• TASK TO CARRY OUT:
Write the material out again exactly.

[Dataset entries]
** BEGIN **

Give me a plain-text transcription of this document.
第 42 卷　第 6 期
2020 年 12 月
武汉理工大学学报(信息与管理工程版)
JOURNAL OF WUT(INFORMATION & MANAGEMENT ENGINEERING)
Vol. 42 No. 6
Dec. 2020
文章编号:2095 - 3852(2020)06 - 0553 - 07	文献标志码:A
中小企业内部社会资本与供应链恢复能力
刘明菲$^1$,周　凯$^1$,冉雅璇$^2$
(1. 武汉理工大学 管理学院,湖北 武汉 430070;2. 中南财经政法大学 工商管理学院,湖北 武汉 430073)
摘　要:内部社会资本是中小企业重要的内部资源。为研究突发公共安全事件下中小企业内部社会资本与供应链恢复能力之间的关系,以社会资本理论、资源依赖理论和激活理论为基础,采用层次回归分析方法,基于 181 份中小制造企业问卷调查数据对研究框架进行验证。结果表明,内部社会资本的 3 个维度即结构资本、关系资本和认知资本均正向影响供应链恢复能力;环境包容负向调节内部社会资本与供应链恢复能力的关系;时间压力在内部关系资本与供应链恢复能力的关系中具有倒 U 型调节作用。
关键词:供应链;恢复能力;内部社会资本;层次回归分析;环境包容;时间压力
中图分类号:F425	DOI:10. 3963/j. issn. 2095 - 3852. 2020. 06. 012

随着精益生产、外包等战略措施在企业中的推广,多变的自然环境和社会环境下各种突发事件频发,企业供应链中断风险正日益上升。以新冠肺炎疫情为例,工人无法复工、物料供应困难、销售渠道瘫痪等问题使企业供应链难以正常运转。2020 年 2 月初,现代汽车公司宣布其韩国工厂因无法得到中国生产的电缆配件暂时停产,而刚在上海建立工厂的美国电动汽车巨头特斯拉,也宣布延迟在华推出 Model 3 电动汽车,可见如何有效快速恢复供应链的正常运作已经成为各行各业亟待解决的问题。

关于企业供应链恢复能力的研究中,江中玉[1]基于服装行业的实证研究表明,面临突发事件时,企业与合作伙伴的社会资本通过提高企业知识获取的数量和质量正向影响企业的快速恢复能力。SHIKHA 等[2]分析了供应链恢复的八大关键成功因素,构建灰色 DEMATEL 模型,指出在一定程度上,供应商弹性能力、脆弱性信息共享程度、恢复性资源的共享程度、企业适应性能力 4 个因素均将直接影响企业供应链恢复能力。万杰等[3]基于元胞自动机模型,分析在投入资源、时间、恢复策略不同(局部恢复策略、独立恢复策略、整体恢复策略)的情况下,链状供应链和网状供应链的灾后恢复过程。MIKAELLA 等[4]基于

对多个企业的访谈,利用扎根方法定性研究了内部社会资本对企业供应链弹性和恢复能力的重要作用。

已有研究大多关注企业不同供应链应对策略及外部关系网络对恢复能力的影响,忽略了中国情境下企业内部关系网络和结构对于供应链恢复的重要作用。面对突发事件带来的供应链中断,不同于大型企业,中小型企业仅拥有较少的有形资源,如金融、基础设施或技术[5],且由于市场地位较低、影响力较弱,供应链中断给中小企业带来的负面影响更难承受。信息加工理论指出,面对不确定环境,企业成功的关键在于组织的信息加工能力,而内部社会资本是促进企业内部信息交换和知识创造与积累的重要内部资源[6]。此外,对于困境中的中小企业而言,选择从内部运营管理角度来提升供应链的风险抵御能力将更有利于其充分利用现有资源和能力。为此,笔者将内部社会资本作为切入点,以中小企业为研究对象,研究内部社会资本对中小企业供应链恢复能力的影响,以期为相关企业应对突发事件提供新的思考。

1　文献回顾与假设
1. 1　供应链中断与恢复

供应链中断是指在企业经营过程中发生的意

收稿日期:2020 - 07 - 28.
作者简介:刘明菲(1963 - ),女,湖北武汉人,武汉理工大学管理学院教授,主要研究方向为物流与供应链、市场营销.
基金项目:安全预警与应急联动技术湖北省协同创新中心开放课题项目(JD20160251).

** END **

• THE OUTPUT:
Give me a plain-text transcription of this document.
第 42 卷　第 6 期
2020 年 12 月
武汉理工大学学报(信息与管理工程版)
JOURNAL OF WUT(INFORMATION & MANAGEMENT ENGINEERING)
Vol. 42 No. 6
Dec. 2020
文章编号:2095 - 3852(2020)06 - 0553 - 07	文献标志码:A
中小企业内部社会资本与供应链恢复能力
刘明菲$^1$,周　凯$^1$,冉雅璇$^2$
(1. 武汉理工大学 管理学院,湖北 武汉 430070;2. 中南财经政法大学 工商管理学院,湖北 武汉 430073)
摘　要:内部社会资本是中小企业重要的内部资源。为研究突发公共安全事件下中小企业内部社会资本与供应链恢复能力之间的关系,以社会资本理论、资源依赖理论和激活理论为基础,采用层次回归分析方法,基于 181 份中小制造企业问卷调查数据对研究框架进行验证。结果表明,内部社会资本的 3 个维度即结构资本、关系资本和认知资本均正向影响供应链恢复能力;环境包容负向调节内部社会资本与供应链恢复能力的关系;时间压力在内部关系资本与供应链恢复能力的关系中具有倒 U 型调节作用。
关键词:供应链;恢复能力;内部社会资本;层次回归分析;环境包容;时间压力
中图分类号:F425	DOI:10. 3963/j. issn. 2095 - 3852. 2020. 06. 012

随着精益生产、外包等战略措施在企业中的推广,多变的自然环境和社会环境下各种突发事件频发,企业供应链中断风险正日益上升。以新冠肺炎疫情为例,工人无法复工、物料供应困难、销售渠道瘫痪等问题使企业供应链难以正常运转。2020 年 2 月初,现代汽车公司宣布其韩国工厂因无法得到中国生产的电缆配件暂时停产,而刚在上海建立工厂的美国电动汽车巨头特斯拉,也宣布延迟在华推出 Model 3 电动汽车,可见如何有效快速恢复供应链的正常运作已经成为各行各业亟待解决的问题。

关于企业供应链恢复能力的研究中,江中玉[1]基于服装行业的实证研究表明,面临突发事件时,企业与合作伙伴的社会资本通过提高企业知识获取的数量和质量正向影响企业的快速恢复能力。SHIKHA 等[2]分析了供应链恢复的八大关键成功因素,构建灰色 DEMATEL 模型,指出在一定程度上,供应商弹性能力、脆弱性信息共享程度、恢复性资源的共享程度、企业适应性能力 4 个因素均将直接影响企业供应链恢复能力。万杰等[3]基于元胞自动机模型,分析在投入资源、时间、恢复策略不同(局部恢复策略、独立恢复策略、整体恢复策略)的情况下,链状供应链和网状供应链的灾后恢复过程。MIKAELLA 等[4]基于

对多个企业的访谈,利用扎根方法定性研究了内部社会资本对企业供应链弹性和恢复能力的重要作用。

已有研究大多关注企业不同供应链应对策略及外部关系网络对恢复能力的影响,忽略了中国情境下企业内部关系网络和结构对于供应链恢复的重要作用。面对突发事件带来的供应链中断,不同于大型企业,中小型企业仅拥有较少的有形资源,如金融、基础设施或技术[5],且由于市场地位较低、影响力较弱,供应链中断给中小企业带来的负面影响更难承受。信息加工理论指出,面对不确定环境,企业成功的关键在于组织的信息加工能力,而内部社会资本是促进企业内部信息交换和知识创造与积累的重要内部资源[6]。此外,对于困境中的中小企业而言,选择从内部运营管理角度来提升供应链的风险抵御能力将更有利于其充分利用现有资源和能力。为此,笔者将内部社会资本作为切入点,以中小企业为研究对象,研究内部社会资本对中小企业供应链恢复能力的影响,以期为相关企业应对突发事件提供新的思考。

1　文献回顾与假设
1. 1　供应链中断与恢复

供应链中断是指在企业经营过程中发生的意

收稿日期:2020 - 07 - 28.
作者简介:刘明菲(1963 - ),女,湖北武汉人,武汉理工大学管理学院教授,主要研究方向为物流与供应链、市场营销.
基金项目:安全预警与应急联动技术湖北省协同创新中心开放课题项目(JD20160251).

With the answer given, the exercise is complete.